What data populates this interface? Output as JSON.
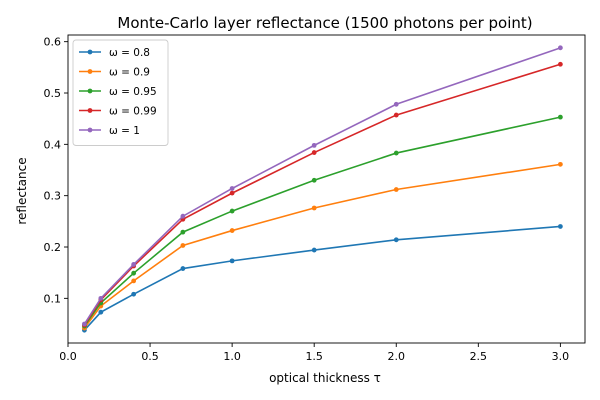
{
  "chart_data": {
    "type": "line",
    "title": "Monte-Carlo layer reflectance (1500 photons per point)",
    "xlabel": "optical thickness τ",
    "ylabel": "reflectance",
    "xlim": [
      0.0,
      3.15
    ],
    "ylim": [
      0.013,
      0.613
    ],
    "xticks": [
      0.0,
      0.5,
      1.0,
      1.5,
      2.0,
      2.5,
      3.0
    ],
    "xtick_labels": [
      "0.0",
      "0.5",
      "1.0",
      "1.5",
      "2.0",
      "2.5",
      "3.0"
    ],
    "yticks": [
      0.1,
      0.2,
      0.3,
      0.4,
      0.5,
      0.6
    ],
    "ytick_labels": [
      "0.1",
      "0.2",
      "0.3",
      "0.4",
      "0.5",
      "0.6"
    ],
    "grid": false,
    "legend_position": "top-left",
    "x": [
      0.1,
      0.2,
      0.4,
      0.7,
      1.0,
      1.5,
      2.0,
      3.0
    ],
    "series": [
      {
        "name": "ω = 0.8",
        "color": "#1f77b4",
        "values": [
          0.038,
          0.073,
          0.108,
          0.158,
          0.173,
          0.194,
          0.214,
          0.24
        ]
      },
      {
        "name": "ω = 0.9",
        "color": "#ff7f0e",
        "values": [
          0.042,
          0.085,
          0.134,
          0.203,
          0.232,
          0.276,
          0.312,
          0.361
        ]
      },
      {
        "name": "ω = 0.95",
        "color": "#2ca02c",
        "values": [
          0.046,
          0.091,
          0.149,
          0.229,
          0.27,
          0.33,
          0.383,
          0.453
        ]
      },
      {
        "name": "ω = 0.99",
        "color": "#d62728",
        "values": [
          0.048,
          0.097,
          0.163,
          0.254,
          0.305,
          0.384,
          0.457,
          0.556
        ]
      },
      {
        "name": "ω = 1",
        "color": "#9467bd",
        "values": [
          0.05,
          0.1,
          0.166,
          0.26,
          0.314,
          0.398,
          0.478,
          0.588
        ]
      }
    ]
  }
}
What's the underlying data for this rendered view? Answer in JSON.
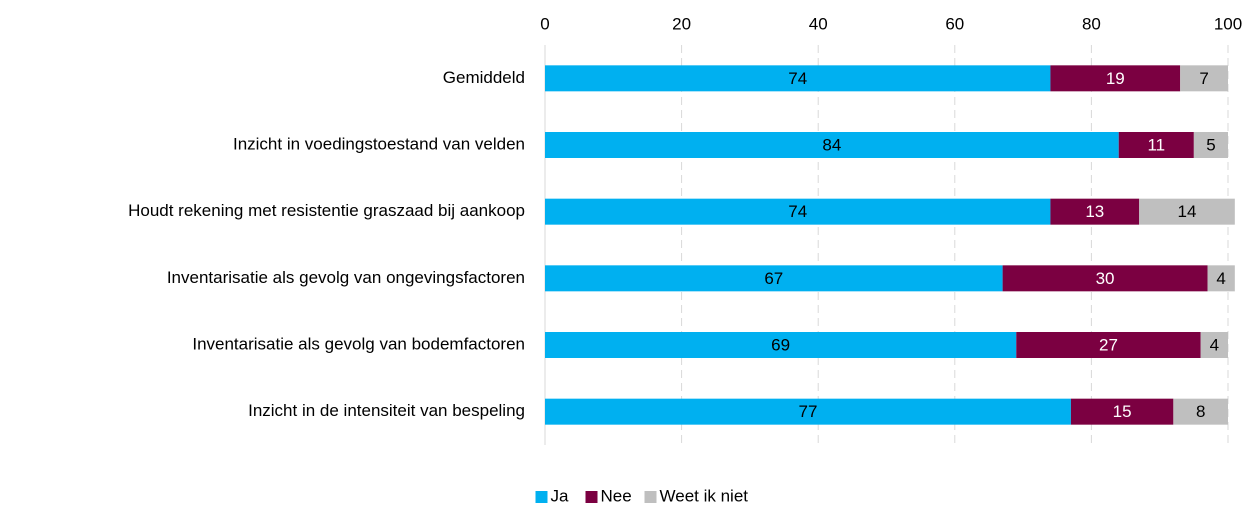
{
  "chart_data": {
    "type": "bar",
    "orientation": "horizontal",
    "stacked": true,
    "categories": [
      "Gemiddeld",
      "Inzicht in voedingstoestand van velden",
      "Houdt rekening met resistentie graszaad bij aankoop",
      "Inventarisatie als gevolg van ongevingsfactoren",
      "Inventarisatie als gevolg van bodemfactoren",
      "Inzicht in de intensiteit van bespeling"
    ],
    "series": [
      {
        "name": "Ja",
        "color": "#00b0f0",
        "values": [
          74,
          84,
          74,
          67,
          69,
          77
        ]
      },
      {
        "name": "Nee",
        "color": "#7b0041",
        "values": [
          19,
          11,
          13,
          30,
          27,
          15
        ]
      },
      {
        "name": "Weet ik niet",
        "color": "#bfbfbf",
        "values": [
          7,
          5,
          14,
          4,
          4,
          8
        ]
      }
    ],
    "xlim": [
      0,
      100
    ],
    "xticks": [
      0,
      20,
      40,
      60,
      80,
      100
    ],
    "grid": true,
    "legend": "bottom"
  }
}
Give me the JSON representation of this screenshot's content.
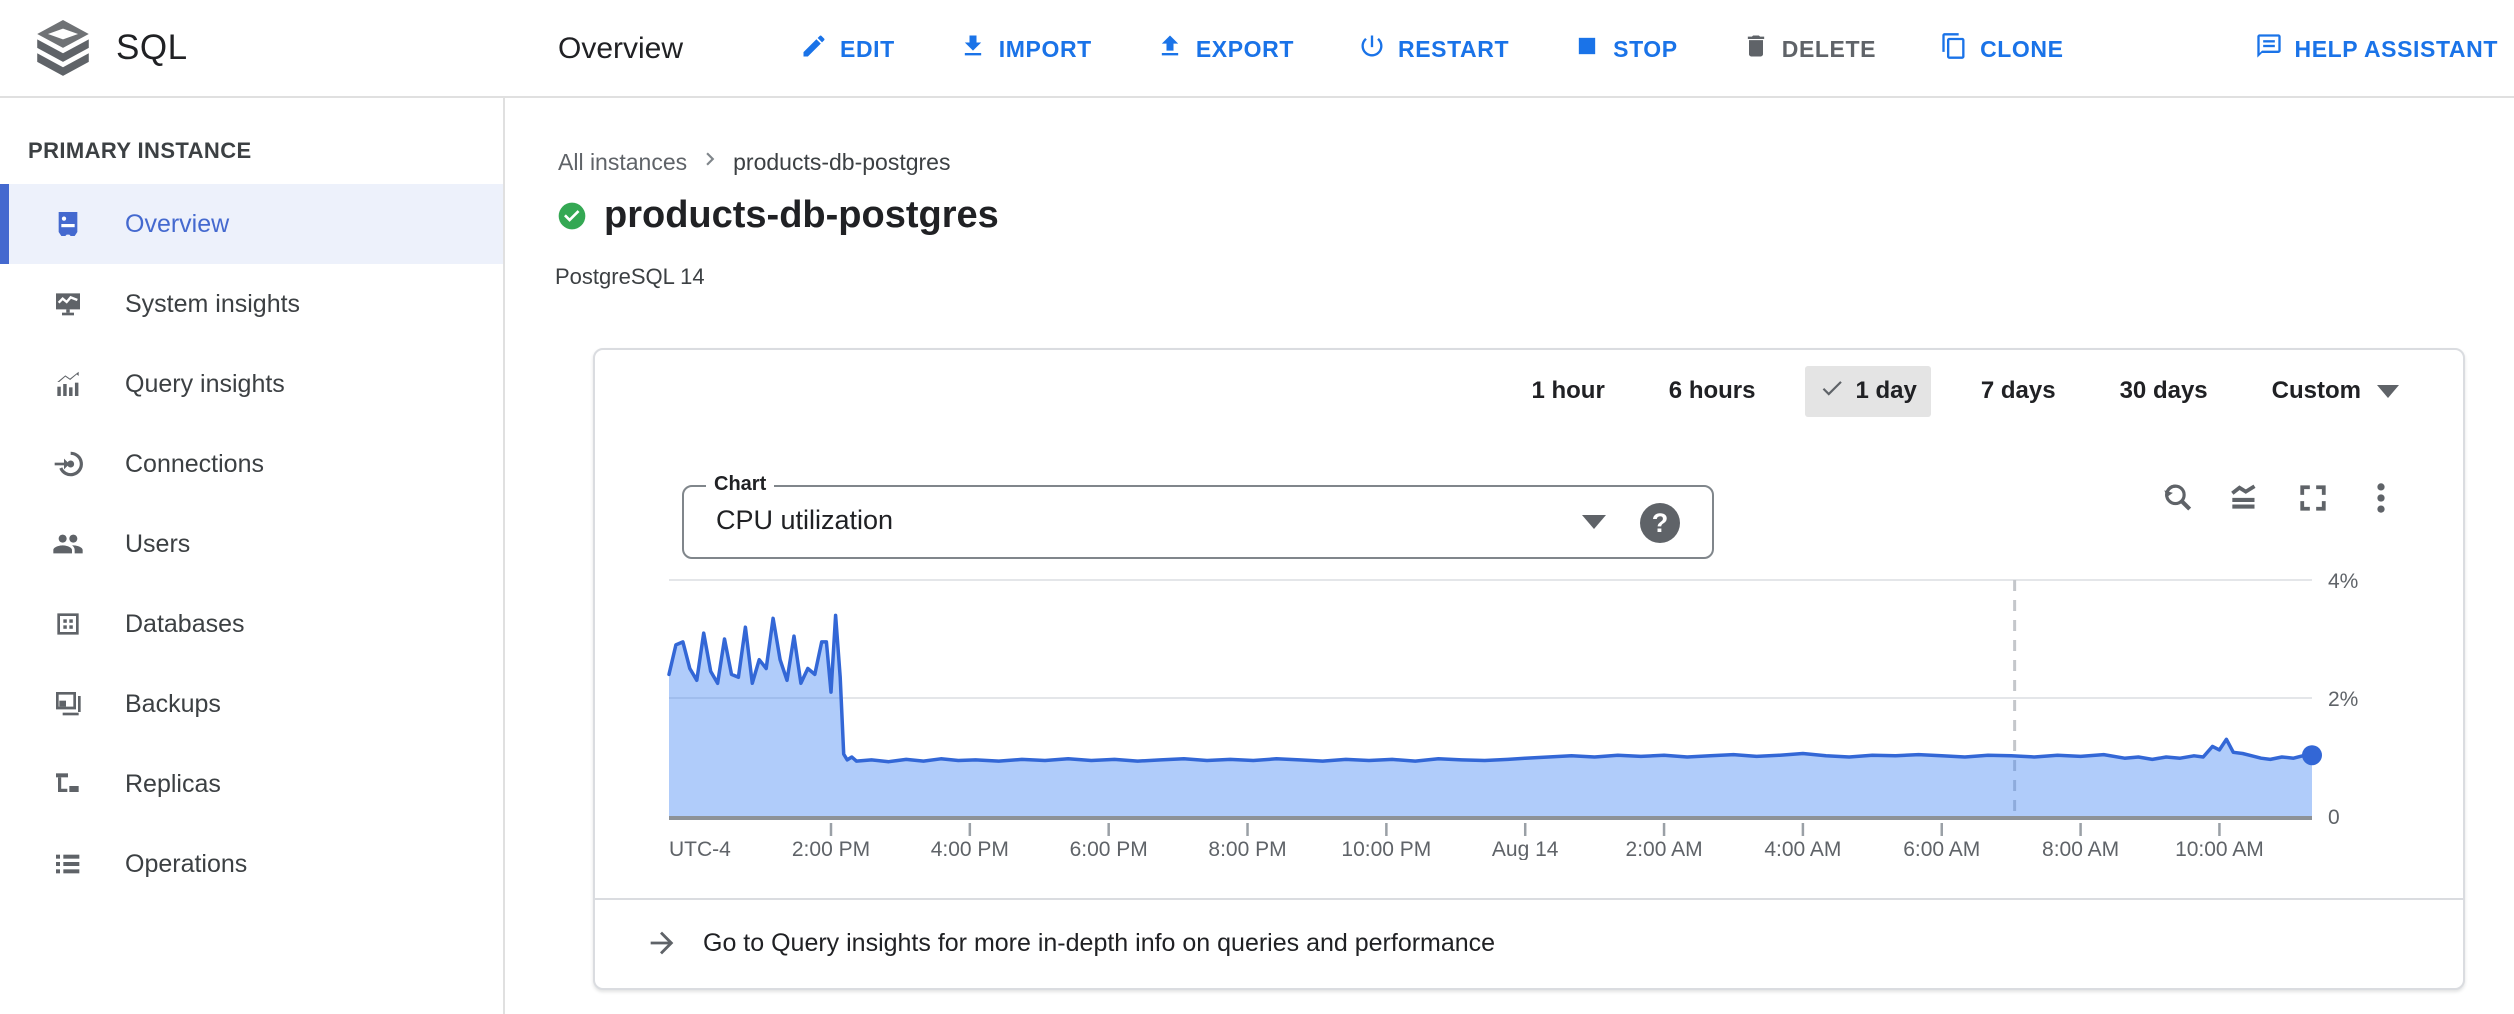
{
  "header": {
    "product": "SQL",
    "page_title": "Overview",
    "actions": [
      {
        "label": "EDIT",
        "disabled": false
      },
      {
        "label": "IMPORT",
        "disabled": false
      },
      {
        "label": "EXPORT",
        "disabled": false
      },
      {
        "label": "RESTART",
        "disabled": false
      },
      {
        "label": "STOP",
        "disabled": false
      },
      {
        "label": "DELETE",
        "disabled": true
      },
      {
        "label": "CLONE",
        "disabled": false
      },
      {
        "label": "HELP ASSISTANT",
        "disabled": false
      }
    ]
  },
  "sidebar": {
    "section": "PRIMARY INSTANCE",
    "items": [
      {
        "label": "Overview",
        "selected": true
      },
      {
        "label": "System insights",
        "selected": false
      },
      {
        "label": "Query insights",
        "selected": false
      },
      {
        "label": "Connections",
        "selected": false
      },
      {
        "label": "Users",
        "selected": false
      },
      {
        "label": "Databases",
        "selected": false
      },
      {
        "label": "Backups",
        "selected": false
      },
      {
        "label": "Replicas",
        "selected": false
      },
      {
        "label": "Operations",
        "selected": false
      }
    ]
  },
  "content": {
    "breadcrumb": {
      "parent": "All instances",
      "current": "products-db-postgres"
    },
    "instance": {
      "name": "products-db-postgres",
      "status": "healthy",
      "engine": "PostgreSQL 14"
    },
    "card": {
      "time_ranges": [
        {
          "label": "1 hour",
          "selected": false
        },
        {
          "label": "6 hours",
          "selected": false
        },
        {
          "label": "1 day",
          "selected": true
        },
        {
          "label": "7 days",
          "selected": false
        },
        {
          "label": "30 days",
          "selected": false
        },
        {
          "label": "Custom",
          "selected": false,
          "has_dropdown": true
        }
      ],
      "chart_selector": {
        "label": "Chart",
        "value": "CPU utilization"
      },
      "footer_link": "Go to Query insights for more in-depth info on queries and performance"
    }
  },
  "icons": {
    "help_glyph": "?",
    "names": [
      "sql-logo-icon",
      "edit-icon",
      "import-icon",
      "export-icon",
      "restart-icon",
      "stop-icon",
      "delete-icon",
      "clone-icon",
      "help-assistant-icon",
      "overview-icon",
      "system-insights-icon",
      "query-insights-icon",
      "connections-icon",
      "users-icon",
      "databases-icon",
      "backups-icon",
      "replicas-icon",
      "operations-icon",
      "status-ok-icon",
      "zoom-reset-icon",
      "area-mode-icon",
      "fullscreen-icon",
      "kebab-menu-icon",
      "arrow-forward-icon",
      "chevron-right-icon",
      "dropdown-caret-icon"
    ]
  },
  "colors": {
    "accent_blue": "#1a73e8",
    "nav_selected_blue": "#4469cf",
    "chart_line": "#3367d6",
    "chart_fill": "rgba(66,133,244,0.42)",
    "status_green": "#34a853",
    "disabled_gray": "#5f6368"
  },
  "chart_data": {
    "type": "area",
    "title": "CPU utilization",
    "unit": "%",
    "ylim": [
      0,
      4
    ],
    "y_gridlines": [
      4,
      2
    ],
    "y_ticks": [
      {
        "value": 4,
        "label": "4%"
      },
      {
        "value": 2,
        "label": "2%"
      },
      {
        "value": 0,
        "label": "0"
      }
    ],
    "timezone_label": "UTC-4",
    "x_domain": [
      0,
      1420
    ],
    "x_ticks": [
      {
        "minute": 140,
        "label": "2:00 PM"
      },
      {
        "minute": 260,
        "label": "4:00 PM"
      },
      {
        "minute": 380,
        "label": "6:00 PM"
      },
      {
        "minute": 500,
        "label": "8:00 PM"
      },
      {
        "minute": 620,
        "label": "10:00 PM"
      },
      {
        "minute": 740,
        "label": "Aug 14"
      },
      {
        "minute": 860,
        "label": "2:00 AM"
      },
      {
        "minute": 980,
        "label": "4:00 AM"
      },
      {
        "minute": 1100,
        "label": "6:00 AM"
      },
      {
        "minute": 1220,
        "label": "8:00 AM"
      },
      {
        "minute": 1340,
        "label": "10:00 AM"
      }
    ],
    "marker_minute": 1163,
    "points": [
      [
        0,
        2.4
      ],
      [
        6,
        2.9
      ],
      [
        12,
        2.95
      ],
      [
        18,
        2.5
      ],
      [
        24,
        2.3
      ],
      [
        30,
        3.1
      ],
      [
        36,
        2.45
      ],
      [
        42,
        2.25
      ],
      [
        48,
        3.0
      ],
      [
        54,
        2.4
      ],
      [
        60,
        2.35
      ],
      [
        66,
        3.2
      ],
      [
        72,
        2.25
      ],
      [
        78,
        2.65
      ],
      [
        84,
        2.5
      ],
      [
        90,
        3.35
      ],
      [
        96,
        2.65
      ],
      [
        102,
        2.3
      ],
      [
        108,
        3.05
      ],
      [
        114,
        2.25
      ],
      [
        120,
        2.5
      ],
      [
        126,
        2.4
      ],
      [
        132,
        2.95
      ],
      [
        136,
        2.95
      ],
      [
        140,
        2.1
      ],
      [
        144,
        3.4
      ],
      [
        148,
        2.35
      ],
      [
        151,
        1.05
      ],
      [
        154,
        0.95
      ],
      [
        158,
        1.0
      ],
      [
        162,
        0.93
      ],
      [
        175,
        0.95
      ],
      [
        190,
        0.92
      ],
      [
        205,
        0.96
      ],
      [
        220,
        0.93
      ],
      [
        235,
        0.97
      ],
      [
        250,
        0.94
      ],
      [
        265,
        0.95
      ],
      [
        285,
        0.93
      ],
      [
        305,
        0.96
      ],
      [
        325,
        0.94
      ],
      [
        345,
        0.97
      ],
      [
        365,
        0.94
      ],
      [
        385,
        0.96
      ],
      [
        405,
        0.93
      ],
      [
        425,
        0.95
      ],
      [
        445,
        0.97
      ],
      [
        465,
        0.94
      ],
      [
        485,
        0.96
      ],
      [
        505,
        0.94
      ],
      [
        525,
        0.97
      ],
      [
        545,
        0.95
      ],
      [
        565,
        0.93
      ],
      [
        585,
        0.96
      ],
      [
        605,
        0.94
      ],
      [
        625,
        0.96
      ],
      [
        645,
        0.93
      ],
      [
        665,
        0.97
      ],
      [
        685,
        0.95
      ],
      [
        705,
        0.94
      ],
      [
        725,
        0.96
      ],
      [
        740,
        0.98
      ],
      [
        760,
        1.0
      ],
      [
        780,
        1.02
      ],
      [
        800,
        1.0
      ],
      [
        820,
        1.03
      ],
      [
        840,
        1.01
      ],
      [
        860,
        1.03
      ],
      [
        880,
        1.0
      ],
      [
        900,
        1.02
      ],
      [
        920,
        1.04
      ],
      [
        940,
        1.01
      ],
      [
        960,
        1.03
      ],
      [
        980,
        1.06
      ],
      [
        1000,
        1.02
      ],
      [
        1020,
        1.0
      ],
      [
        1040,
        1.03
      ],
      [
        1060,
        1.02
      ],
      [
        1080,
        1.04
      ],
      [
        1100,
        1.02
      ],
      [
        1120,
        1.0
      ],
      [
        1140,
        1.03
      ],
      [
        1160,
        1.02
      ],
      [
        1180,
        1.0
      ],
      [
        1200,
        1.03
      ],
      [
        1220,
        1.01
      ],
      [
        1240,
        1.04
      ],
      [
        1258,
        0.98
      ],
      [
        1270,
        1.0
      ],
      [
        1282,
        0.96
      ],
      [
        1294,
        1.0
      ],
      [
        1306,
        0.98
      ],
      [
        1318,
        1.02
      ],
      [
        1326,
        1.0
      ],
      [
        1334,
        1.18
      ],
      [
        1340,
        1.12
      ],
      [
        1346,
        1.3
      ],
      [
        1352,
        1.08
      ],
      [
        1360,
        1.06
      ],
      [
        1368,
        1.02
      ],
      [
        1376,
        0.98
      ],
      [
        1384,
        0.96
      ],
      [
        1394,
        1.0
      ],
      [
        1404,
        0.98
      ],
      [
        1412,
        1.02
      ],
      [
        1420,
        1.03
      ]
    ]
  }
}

### INSTRUCTION
Show each line holding the word "Inzicht".

### RESULT OF THE TASK
      "Inzicht in voedingstoestand van velden",
      "Inzicht in de intensiteit van bespeling"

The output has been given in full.